- **Text passage**

▼▼▼

I have had this happen and found a simple fix was to put Roamio into standby for a few seconds.


----------



## DrewTivo (Mar 30, 2005)

Yes - just had this problem this morning (not first time). Standby does the trick.


----------



## Old Hickory (Jan 13, 2011)

Yes and like others I've found that a quick standby will fix the issue. 

Strange.


----------



## ertyu (Nov 4, 2003)

I always go into the sound settings, switch to Dolby, go out of the menu, then back in and set the sound back. Standby sounds quicker, I'll have to try that.


----------



## JoeKustra (Dec 7, 2012)

This might not help, but my box, which goes through an AVR, has been coming up in PCM recently. I found that just hitting Pause (which kills audio), then Pause again starts the audio in DD.


----------



## rainwater (Sep 21, 2004)

This bug has been around for about 5 years or more. Maybe one day there will be a fix...


----------



## atmuscarella (Oct 11, 2005)

rainwater said:


> This bug has been around for about 5 years or more. Maybe one day there will be a fix...


5 years? The OP hardware hasn't existed for 3 years yet and the software went through a complete rewrite less than 2 years ago.


----------



## tarheelblue32 (Jan 13, 2014)

atmuscarella said:


> 5 years? The OP hardware hasn't existed for 3 years yet and the software went through a complete rewrite less than 2 years ago.


I assume it was a problem on the Premieres too. I've had my Roamio Plus for about 3 years and have had this problem that entire time. It doesn't happen that often, but when it does it's very annoying. You'd think TiVo could fix this after at least 3-5 years. The static burst sometimes happens to me when switching from an HD screen to an SD screen in the UI. You'd think that TiVo could finally get the entire UI to all HD screens.


----------



## rainwater (Sep 21, 2004)

atmuscarella said:


> 5 years? The OP hardware hasn't existed for 3 years yet and the software went through a complete rewrite less than 2 years ago.


The issue came with the original Premiere and hasn't changed since. Changes in the UI haven't made a difference. I've reported it to TiVo too many times to count.


----------



## atmuscarella (Oct 11, 2005)

rainwater said:


> The issue came with the original Premiere and hasn't changed since. Changes in the UI haven't made a difference. I've reported it to TiVo too many times to count.

▲▲▲

[Data records]
▼▼▼

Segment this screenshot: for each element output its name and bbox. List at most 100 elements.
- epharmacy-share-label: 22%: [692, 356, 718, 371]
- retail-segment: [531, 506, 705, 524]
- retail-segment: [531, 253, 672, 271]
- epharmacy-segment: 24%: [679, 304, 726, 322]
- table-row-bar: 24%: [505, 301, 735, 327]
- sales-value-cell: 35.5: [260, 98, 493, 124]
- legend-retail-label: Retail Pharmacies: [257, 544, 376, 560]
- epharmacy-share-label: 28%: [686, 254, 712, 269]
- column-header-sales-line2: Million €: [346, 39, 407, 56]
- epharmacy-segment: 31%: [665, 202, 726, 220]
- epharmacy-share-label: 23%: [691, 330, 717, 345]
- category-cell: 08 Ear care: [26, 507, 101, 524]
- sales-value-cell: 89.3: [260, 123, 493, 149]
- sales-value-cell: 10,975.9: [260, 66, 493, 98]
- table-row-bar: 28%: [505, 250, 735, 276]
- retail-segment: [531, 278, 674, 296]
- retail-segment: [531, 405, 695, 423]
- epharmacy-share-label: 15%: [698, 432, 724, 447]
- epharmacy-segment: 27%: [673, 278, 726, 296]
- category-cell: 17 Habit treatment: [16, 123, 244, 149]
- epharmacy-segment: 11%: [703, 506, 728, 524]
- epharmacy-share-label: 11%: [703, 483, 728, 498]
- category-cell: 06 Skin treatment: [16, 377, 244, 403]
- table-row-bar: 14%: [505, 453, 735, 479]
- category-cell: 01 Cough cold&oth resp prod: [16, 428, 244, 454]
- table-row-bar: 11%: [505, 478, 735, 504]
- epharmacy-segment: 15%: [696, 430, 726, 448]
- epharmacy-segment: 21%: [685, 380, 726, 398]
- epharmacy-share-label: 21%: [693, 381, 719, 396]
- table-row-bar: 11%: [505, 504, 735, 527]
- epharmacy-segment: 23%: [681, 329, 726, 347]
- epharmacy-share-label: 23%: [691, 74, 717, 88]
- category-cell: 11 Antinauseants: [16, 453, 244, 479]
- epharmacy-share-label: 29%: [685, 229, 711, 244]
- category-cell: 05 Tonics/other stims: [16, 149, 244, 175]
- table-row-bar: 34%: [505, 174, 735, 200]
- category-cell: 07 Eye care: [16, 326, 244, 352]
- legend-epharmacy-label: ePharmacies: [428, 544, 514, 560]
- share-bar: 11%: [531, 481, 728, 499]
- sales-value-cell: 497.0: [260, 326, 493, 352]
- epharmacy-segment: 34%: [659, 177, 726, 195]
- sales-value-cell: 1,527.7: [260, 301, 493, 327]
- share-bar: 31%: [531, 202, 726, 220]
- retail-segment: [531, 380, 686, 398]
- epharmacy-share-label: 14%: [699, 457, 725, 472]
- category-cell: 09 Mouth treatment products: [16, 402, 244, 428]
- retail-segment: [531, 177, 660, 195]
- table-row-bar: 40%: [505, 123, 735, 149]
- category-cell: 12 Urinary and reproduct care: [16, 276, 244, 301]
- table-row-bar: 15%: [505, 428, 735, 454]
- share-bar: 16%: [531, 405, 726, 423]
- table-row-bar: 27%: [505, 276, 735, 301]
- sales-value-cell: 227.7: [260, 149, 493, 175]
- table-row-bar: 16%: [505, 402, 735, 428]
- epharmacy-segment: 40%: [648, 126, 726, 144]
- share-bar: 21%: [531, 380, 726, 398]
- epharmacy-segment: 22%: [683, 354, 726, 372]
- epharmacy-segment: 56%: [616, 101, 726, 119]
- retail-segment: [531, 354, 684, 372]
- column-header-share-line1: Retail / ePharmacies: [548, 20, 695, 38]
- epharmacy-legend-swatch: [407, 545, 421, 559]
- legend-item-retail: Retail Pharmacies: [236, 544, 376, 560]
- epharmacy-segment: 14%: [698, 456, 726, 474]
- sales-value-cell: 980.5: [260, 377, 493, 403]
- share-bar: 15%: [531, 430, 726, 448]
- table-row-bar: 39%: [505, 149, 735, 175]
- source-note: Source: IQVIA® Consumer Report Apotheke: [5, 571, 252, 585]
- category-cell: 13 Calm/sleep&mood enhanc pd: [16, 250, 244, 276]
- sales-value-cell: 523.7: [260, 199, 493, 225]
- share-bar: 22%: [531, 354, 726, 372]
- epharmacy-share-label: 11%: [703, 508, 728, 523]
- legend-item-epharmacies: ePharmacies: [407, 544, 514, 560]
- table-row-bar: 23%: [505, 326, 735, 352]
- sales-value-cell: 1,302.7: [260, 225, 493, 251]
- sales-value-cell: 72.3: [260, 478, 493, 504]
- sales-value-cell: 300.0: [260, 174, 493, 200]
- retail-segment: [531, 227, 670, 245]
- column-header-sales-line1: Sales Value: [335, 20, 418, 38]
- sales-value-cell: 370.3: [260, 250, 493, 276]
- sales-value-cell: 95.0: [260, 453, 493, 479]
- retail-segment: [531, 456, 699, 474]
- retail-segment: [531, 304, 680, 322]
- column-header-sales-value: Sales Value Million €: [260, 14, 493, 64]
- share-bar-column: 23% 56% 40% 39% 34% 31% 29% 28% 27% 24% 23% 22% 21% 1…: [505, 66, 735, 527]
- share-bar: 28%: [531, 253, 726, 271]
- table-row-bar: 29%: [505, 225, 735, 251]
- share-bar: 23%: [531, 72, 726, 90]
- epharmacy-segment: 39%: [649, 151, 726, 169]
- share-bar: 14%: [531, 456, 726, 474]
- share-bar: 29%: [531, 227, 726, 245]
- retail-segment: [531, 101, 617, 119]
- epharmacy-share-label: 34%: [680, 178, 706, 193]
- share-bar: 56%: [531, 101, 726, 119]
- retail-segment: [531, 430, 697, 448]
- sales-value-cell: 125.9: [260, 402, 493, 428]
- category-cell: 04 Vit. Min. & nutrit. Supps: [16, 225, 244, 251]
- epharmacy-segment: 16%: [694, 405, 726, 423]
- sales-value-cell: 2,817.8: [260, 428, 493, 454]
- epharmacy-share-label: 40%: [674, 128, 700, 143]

▲▲▲

- **Set task 1**
In the forum thread about the audio problem, how long has tarheelblue32 had a Roamio Plus?
- **Set task 2**
List every distinct username that appears as a post header (after "##") in the forum thread.
- **Set task 3**
Do these statements agree with the forum thread? (a) rainwater says the issue came with the original Premiere. (b) ertyu has already tried standby and found it quicker. (c) tarheelblue32 says the static burst sometimes happens when switching from an SD screen to an HD screen.

- **Correct answer 1**
About 3 years.

- **Correct answer 2**
DrewTivo, Old Hickory, ertyu, JoeKustra, rainwater, atmuscarella, tarheelblue32

- **Correct answer 3**
(a) Yes: "The issue came with the original Premiere and hasn't changed since."
(b) No: "Standby sounds quicker, I'll have to try that."
(c) No: "when switching from an HD screen to an SD screen in the UI"